Given entries:
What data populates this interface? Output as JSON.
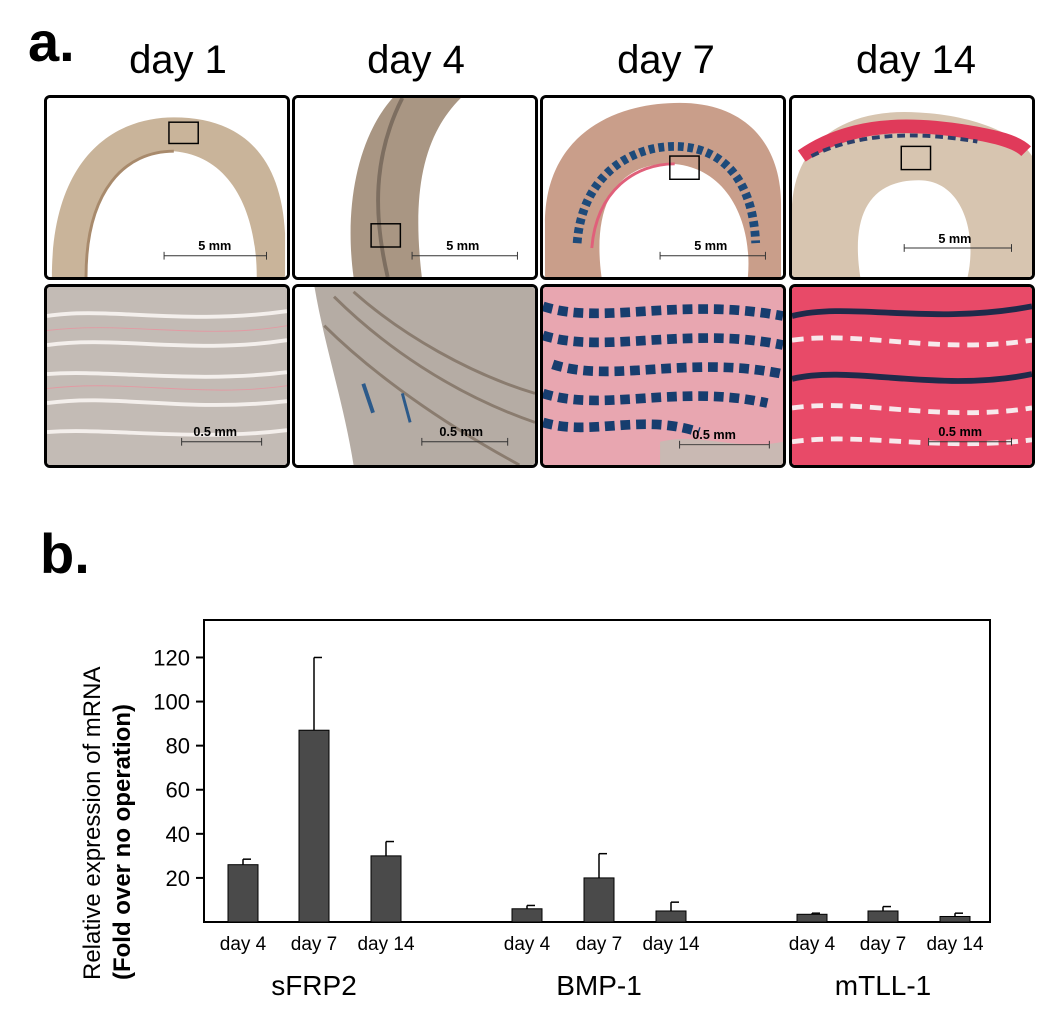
{
  "panel_a": {
    "label": "a.",
    "days": [
      "day 1",
      "day 4",
      "day 7",
      "day 14"
    ],
    "scale_top": "5 mm",
    "scale_bottom": "0.5 mm"
  },
  "panel_b": {
    "label": "b."
  },
  "chart_data": {
    "type": "bar",
    "groups": [
      {
        "name": "sFRP2",
        "categories": [
          "day 4",
          "day 7",
          "day 14"
        ],
        "values": [
          26,
          87,
          30
        ],
        "errors": [
          2.5,
          33,
          6.5
        ]
      },
      {
        "name": "BMP-1",
        "categories": [
          "day 4",
          "day 7",
          "day 14"
        ],
        "values": [
          6,
          20,
          5
        ],
        "errors": [
          1.5,
          11,
          4
        ]
      },
      {
        "name": "mTLL-1",
        "categories": [
          "day 4",
          "day 7",
          "day 14"
        ],
        "values": [
          3.5,
          5,
          2.5
        ],
        "errors": [
          0.5,
          2,
          1.5
        ]
      }
    ],
    "ylabel_line1": "Relative expression of mRNA",
    "ylabel_line2": "(Fold over no operation)",
    "yticks": [
      20,
      40,
      60,
      80,
      100,
      120
    ],
    "ylim": [
      0,
      137
    ],
    "bar_color": "#4a4a4a",
    "grid": false
  }
}
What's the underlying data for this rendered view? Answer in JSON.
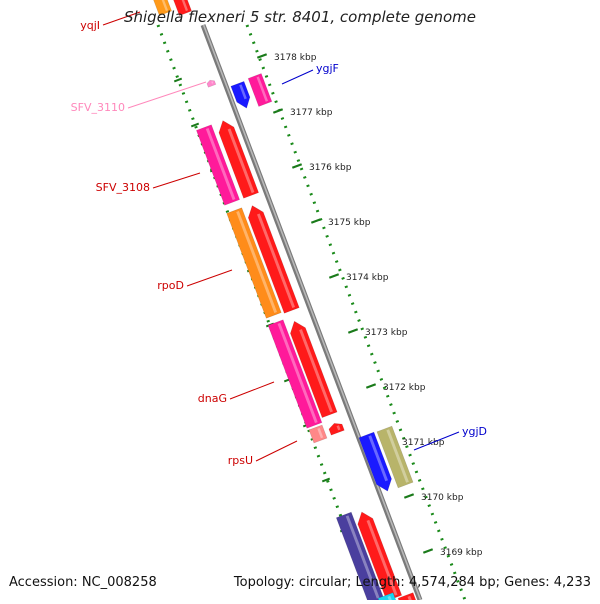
{
  "title": "Shigella flexneri 5 str. 8401, complete genome",
  "footer": {
    "accession": "Accession: NC_008258",
    "summary": "Topology: circular; Length: 4,574,284 bp; Genes: 4,233"
  },
  "ticks": [
    {
      "label": "3178 kbp"
    },
    {
      "label": "3177 kbp"
    },
    {
      "label": "3176 kbp"
    },
    {
      "label": "3175 kbp"
    },
    {
      "label": "3174 kbp"
    },
    {
      "label": "3173 kbp"
    },
    {
      "label": "3172 kbp"
    },
    {
      "label": "3171 kbp"
    },
    {
      "label": "3170 kbp"
    },
    {
      "label": "3169 kbp"
    }
  ],
  "gene_labels": [
    {
      "name": "yqjI",
      "color": "#cc0000"
    },
    {
      "name": "SFV_3110",
      "color": "#ff88bb"
    },
    {
      "name": "SFV_3108",
      "color": "#cc0000"
    },
    {
      "name": "rpoD",
      "color": "#cc0000"
    },
    {
      "name": "dnaG",
      "color": "#cc0000"
    },
    {
      "name": "rpsU",
      "color": "#cc0000"
    },
    {
      "name": "ygjF",
      "color": "#0000cc"
    },
    {
      "name": "ygjD",
      "color": "#0000cc"
    }
  ],
  "colors": {
    "backbone": "#888888",
    "tick_dash": "#1a7a1a",
    "dot_track": "#1a8a1a"
  }
}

Problem details:
Only lines containing "What" belong in the answer; copy every such line from the records.

Result of the task:
What data populates this interface? Output as JSON.
What's the underlying data for this rendered view? Answer in JSON.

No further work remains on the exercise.